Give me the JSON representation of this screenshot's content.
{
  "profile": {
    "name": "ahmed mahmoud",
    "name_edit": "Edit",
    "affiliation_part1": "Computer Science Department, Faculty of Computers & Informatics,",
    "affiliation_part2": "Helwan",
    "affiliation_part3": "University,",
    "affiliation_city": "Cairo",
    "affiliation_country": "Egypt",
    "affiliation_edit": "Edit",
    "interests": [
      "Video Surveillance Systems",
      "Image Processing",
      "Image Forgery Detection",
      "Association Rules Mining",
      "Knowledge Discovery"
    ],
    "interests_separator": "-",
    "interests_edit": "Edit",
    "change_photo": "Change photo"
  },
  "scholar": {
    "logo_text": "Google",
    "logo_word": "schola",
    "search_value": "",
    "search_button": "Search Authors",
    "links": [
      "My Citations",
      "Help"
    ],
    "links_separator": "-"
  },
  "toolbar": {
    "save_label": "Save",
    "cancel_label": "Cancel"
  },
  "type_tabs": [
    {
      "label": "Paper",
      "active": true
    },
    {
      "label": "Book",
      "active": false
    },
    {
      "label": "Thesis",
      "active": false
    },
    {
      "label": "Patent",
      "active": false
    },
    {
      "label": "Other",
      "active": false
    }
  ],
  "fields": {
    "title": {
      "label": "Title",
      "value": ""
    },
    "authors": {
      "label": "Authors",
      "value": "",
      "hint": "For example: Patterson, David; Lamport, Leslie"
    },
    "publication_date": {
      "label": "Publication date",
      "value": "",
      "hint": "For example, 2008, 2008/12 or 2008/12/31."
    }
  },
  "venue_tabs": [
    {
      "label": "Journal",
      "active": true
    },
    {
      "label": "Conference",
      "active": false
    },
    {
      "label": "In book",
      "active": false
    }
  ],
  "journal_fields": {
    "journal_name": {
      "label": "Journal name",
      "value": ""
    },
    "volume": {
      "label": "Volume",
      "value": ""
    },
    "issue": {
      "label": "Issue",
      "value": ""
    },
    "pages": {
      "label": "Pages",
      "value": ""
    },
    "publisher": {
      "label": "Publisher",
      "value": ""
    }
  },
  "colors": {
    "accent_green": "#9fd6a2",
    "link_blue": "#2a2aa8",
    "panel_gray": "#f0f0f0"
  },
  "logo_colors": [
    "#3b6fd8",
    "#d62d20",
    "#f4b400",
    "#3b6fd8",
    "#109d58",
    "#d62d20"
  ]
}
● ● ● ● ●
* _What is needed_: Find each line in the records holding the string "example" and show it.

* _Answer in full_:
      "hint": "For example: Patterson, David; Lamport, Leslie"
      "hint": "For example, 2008, 2008/12 or 2008/12/31."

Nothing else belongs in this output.